## What is required
Identify and reproduce every line holding the string "millions".

#####

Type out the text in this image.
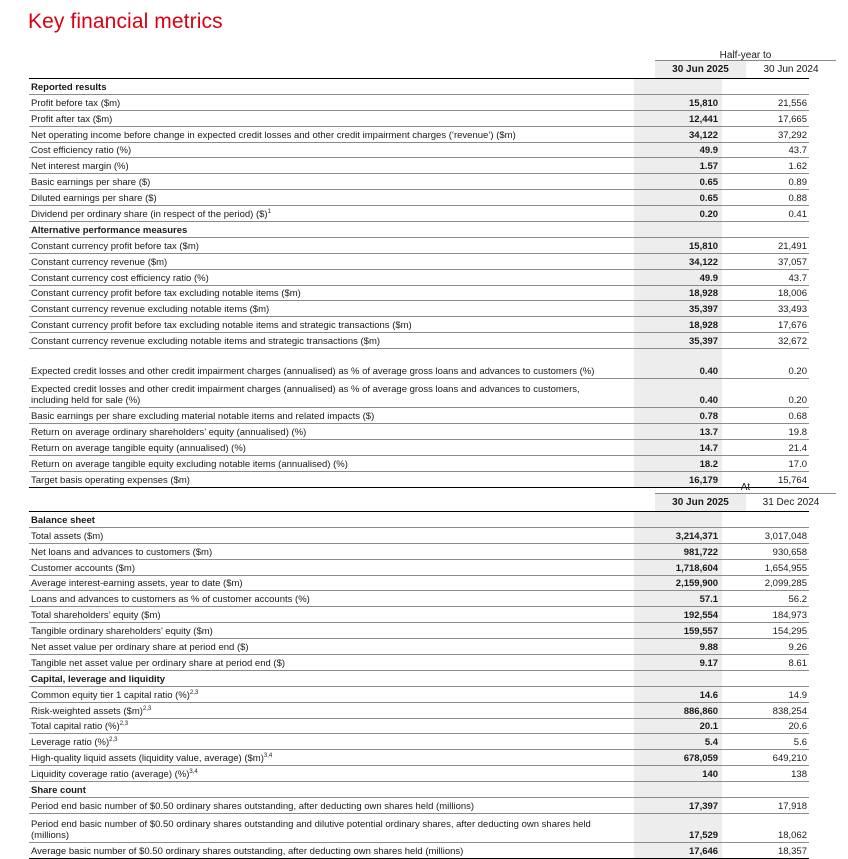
Key financial metrics
Half-year to
30 Jun 2025	30 Jun 2024
Reported results
Profit before tax ($m)	15,810	21,556
Profit after tax ($m)	12,441	17,665
Net operating income before change in expected credit losses and other credit impairment charges (‘revenue’) ($m)	34,122	37,292
Cost efficiency ratio (%)	49.9	43.7
Net interest margin (%)	1.57	1.62
Basic earnings per share ($)	0.65	0.89
Diluted earnings per share ($)	0.65	0.88
Dividend per ordinary share (in respect of the period) ($)$^1$	0.20	0.41
Alternative performance measures
Constant currency profit before tax ($m)	15,810	21,491
Constant currency revenue ($m)	34,122	37,057
Constant currency cost efficiency ratio (%)	49.9	43.7
Constant currency profit before tax excluding notable items ($m)	18,928	18,006
Constant currency revenue excluding notable items ($m)	35,397	33,493
Constant currency profit before tax excluding notable items and strategic transactions ($m)	18,928	17,676
Constant currency revenue excluding notable items and strategic transactions ($m)	35,397	32,672
Expected credit losses and other credit impairment charges (annualised) as % of average gross loans and advances to customers (%)	0.40	0.20
Expected credit losses and other credit impairment charges (annualised) as % of average gross loans and advances to customers, including held for sale (%)	0.40	0.20
Basic earnings per share excluding material notable items and related impacts ($)	0.78	0.68
Return on average ordinary shareholders’ equity (annualised) (%)	13.7	19.8
Return on average tangible equity (annualised) (%)	14.7	21.4
Return on average tangible equity excluding notable items (annualised) (%)	18.2	17.0
Target basis operating expenses ($m)	16,179	15,764
At
30 Jun 2025	31 Dec 2024
Balance sheet
Total assets ($m)	3,214,371	3,017,048
Net loans and advances to customers ($m)	981,722	930,658
Customer accounts ($m)	1,718,604	1,654,955
Average interest-earning assets, year to date ($m)	2,159,900	2,099,285
Loans and advances to customers as % of customer accounts (%)	57.1	56.2
Total shareholders’ equity ($m)	192,554	184,973
Tangible ordinary shareholders’ equity ($m)	159,557	154,295
Net asset value per ordinary share at period end ($)	9.88	9.26
Tangible net asset value per ordinary share at period end ($)	9.17	8.61
Capital, leverage and liquidity
Common equity tier 1 capital ratio (%)$^{2,3}$	14.6	14.9
Risk-weighted assets ($m)$^{2,3}$	886,860	838,254
Total capital ratio (%)$^{2,3}$	20.1	20.6
Leverage ratio (%)$^{2,3}$	5.4	5.6
High-quality liquid assets (liquidity value, average) ($m)$^{3,4}$	678,059	649,210
Liquidity coverage ratio (average) (%)$^{3,4}$	140	138
Share count
Period end basic number of $0.50 ordinary shares outstanding, after deducting own shares held (millions)	17,397	17,918
Period end basic number of $0.50 ordinary shares outstanding and dilutive potential ordinary shares, after deducting own shares held (millions)	17,529	18,062
Average basic number of $0.50 ordinary shares outstanding, after deducting own shares held (millions)	17,646	18,357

#####

## Complete response
Period end basic number of $0.50 ordinary shares outstanding, after deducting own shares held (millions)	17,397	17,918
Period end basic number of $0.50 ordinary shares outstanding and dilutive potential ordinary shares, after deducting own shares held (millions)	17,529	18,062
Average basic number of $0.50 ordinary shares outstanding, after deducting own shares held (millions)	17,646	18,357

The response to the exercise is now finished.